• _Given request_: Scan the material for the word "Temperature", and copy each line where it shows up.

Collection entries

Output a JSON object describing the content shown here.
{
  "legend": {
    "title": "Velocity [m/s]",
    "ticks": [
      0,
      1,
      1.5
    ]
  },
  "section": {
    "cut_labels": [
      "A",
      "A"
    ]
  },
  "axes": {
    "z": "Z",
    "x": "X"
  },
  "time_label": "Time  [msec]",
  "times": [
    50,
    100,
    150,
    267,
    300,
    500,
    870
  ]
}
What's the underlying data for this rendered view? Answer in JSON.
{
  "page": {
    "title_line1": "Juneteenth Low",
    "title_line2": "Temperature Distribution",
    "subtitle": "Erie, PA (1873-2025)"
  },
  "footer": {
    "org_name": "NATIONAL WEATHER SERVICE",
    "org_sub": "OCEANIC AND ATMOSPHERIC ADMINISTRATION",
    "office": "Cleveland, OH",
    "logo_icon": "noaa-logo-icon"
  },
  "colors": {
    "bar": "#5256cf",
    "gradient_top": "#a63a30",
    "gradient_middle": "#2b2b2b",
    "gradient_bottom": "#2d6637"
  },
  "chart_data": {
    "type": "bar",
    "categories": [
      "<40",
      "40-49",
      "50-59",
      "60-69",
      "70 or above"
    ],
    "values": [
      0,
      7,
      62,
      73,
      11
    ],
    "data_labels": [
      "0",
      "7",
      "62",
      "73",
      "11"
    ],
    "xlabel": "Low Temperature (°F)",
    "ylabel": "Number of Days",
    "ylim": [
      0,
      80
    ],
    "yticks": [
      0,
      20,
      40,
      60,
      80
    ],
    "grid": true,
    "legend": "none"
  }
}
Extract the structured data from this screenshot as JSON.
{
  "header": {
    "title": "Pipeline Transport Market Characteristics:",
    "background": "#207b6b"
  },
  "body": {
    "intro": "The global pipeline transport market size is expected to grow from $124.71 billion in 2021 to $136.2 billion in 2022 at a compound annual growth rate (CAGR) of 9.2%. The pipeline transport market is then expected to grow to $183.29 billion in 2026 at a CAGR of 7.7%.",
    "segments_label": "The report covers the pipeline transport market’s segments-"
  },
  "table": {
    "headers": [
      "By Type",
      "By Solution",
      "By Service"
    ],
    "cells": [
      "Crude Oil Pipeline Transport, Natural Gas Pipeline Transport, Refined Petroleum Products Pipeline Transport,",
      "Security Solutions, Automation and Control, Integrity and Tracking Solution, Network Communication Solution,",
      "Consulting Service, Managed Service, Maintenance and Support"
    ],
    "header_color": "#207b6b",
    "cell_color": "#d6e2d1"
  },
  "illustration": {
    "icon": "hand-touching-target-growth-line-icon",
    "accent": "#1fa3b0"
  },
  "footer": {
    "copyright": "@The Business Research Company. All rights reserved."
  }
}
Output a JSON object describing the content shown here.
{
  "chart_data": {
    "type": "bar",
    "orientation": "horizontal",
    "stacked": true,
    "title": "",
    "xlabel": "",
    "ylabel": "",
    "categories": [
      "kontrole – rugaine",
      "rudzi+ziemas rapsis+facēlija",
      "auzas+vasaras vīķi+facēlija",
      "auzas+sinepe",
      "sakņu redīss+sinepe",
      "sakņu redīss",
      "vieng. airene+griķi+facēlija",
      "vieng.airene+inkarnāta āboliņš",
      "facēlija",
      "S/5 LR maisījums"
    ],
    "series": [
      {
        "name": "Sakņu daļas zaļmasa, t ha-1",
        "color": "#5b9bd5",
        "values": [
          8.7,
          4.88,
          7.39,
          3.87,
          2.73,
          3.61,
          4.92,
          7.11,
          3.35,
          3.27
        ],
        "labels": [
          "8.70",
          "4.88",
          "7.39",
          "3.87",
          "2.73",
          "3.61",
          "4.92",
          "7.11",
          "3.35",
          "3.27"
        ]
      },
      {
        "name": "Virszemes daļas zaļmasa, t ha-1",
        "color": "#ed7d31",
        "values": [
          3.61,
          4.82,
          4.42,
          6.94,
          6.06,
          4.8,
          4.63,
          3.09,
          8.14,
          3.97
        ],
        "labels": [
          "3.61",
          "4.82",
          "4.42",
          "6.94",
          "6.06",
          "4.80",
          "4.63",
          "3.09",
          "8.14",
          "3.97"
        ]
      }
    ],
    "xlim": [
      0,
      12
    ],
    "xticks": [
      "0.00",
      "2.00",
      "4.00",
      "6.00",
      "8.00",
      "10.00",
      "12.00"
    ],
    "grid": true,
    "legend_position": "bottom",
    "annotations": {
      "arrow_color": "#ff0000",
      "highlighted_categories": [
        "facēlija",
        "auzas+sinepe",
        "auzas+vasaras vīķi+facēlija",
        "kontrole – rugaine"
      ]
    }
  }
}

• _Output of the exercise_:
    "title_line2": "Temperature Distribution",
    "xlabel": "Low Temperature (°F)",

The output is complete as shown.